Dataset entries
- - - - - - -
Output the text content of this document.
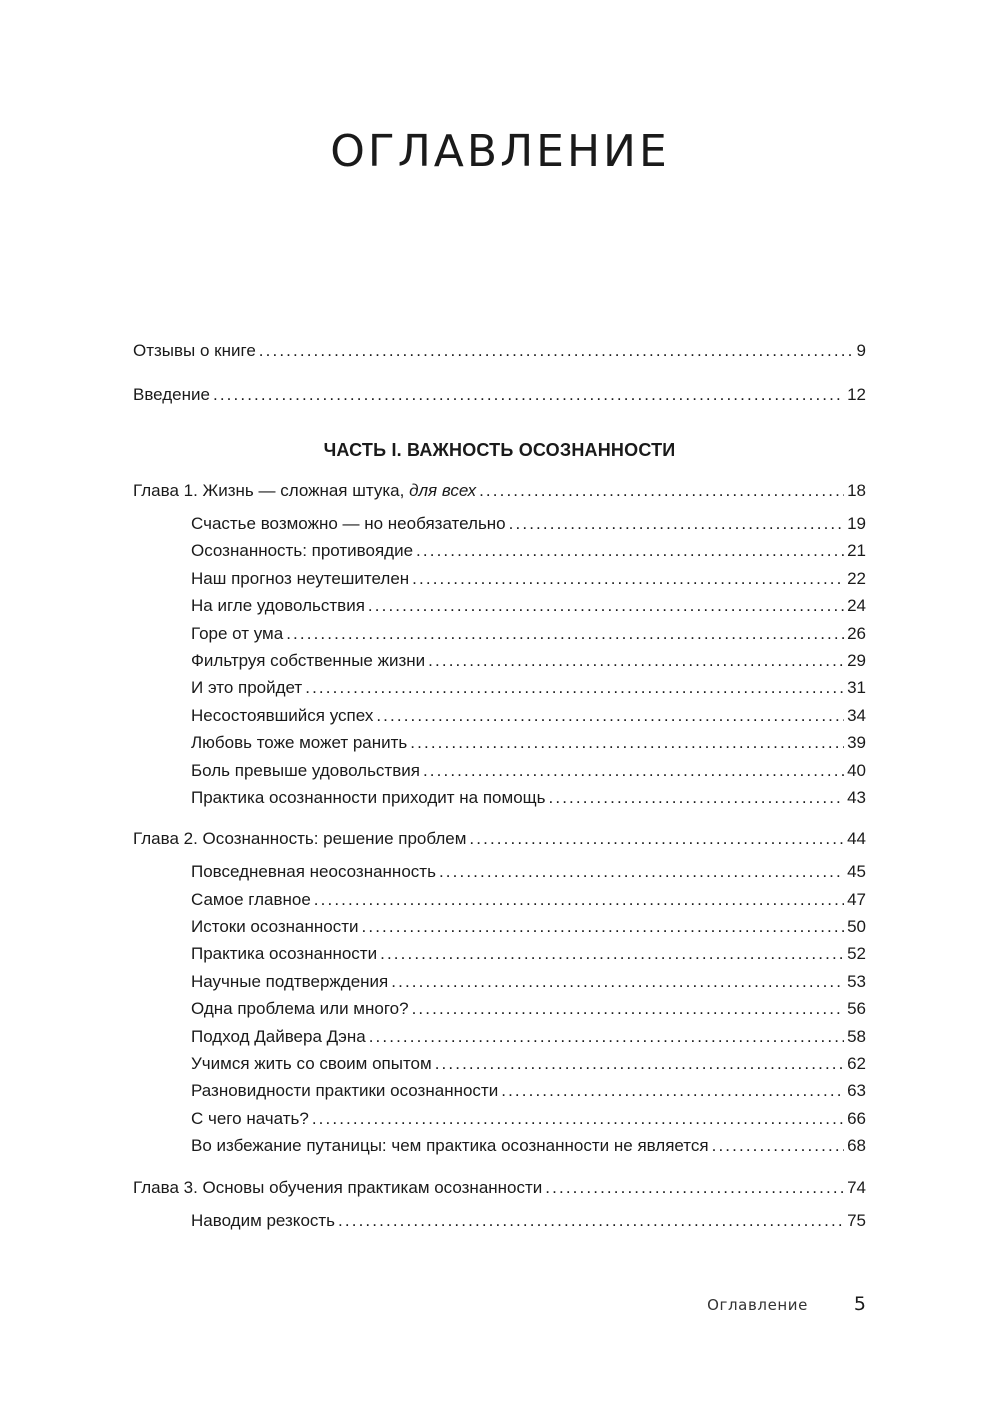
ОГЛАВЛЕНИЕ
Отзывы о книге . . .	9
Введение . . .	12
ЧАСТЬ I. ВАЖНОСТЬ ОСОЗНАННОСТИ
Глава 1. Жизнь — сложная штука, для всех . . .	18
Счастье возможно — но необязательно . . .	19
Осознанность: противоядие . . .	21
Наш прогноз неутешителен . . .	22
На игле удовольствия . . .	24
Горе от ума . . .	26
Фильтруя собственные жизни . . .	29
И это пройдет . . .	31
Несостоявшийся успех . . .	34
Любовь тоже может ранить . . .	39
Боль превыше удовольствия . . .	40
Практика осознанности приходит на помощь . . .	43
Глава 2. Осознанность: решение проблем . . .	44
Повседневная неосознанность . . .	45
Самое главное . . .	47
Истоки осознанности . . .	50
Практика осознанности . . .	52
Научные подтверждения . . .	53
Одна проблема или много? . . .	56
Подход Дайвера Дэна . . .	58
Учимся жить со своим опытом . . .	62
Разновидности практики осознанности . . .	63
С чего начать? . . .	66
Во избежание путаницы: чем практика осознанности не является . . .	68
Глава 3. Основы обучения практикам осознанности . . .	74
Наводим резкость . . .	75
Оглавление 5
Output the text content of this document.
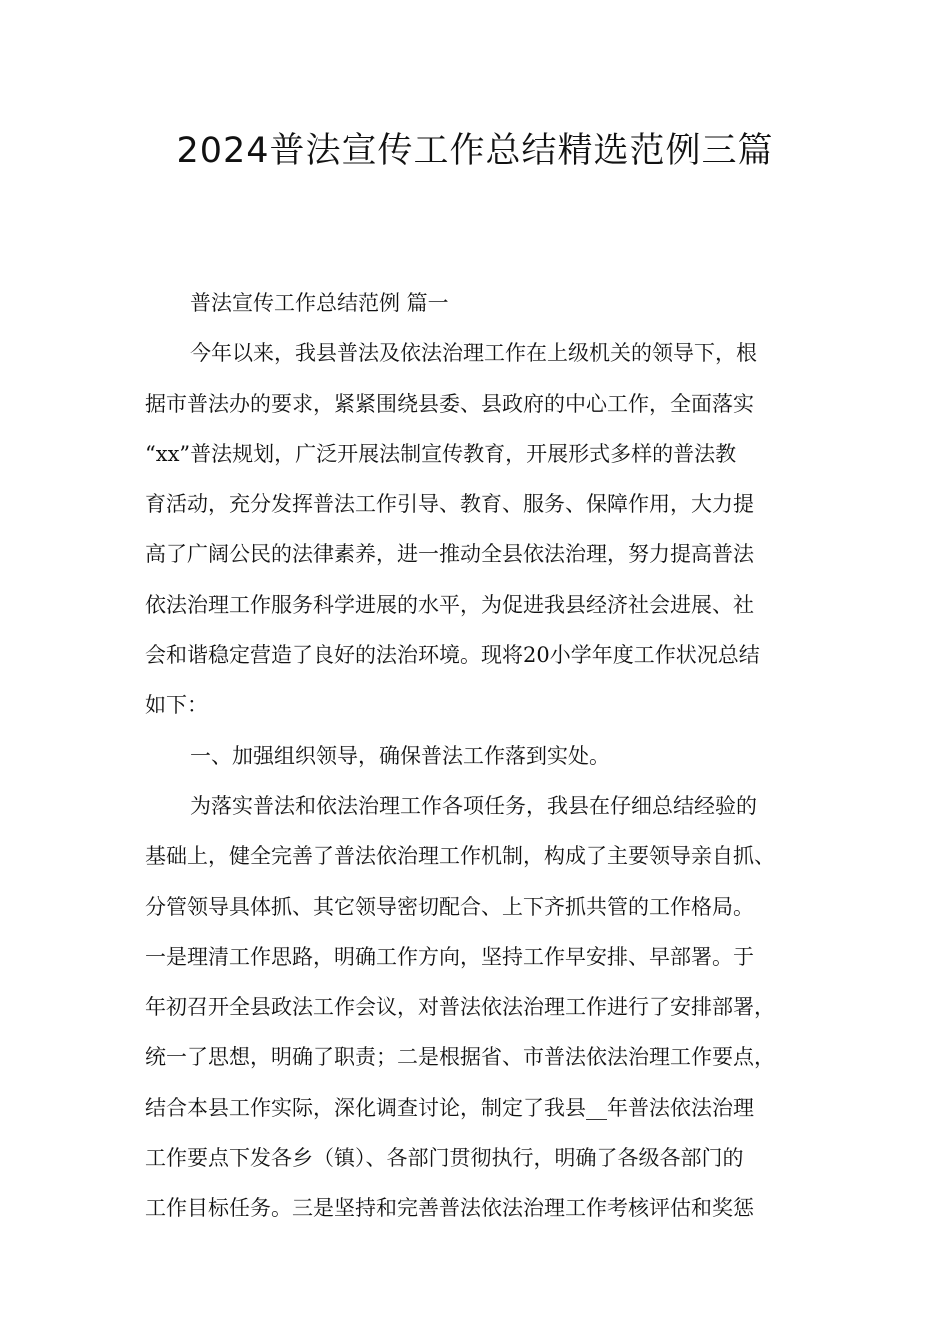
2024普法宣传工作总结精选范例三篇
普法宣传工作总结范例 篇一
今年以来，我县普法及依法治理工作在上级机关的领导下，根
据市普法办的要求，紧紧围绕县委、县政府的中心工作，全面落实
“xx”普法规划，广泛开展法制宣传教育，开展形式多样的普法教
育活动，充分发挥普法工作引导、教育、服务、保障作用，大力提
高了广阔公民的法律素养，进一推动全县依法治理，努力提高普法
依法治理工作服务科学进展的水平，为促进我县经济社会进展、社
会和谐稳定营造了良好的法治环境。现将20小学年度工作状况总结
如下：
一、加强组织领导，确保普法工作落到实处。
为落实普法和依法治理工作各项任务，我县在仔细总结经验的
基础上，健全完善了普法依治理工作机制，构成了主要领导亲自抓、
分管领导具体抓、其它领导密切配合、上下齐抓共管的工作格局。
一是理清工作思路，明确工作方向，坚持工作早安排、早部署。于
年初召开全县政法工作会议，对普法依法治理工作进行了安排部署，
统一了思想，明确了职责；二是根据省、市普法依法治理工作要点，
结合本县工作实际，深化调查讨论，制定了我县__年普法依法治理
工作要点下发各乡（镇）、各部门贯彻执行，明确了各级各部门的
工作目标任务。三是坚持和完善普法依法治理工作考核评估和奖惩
- - - - - - -
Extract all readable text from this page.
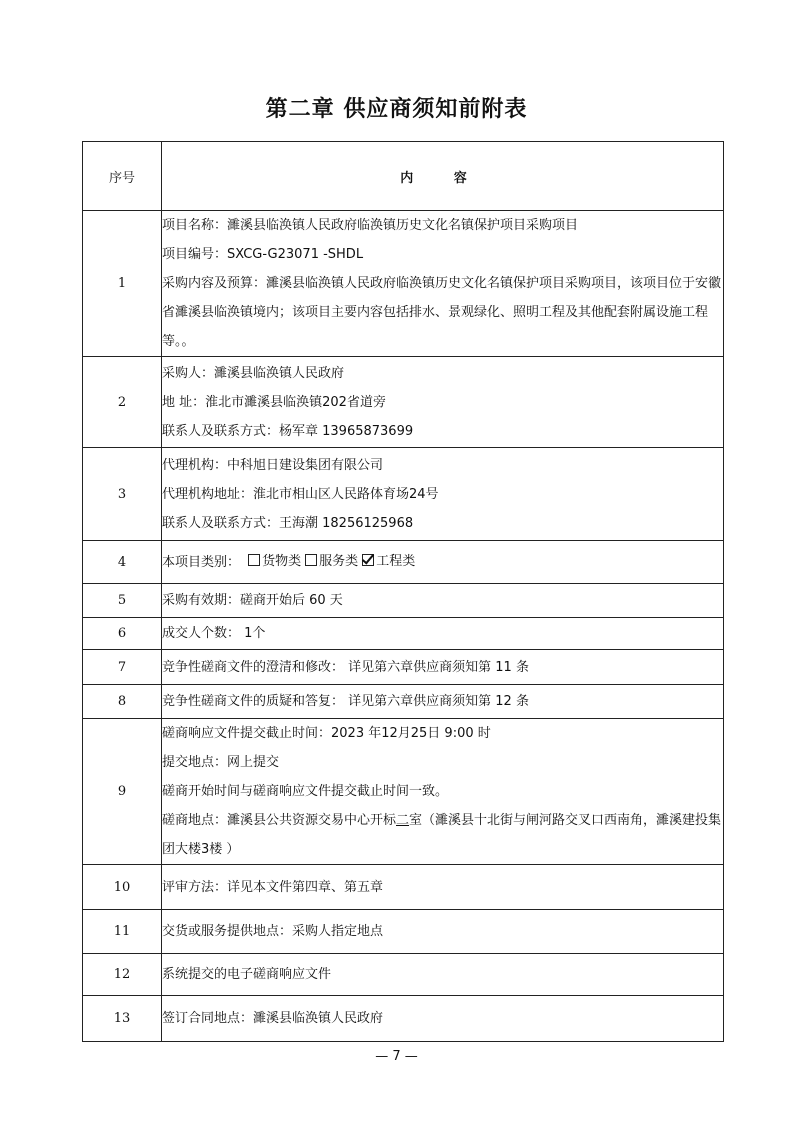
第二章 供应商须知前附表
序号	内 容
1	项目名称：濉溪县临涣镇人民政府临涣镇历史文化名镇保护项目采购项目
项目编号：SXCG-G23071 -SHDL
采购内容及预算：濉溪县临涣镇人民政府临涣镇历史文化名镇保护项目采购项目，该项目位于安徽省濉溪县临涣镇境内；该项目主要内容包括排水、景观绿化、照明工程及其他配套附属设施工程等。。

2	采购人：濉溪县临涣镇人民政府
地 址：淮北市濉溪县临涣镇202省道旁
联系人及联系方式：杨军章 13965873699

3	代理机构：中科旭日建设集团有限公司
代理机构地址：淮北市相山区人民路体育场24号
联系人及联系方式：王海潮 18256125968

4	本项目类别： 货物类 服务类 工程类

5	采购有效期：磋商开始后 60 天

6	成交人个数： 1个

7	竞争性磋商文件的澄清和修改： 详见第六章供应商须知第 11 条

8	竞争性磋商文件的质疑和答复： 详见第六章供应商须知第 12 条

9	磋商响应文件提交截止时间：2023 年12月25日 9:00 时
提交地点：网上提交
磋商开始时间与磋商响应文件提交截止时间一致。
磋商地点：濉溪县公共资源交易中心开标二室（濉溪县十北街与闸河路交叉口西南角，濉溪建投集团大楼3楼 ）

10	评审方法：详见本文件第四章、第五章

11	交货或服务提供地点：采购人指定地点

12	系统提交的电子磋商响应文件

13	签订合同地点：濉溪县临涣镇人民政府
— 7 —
- - - - - - -
### TO DO
Look for the word "联系人及联系方式" in every line of the listing and copy the lines that have it.

### THE COMPLETED TASK
联系人及联系方式：杨军章 13965873699
联系人及联系方式：王海潮 18256125968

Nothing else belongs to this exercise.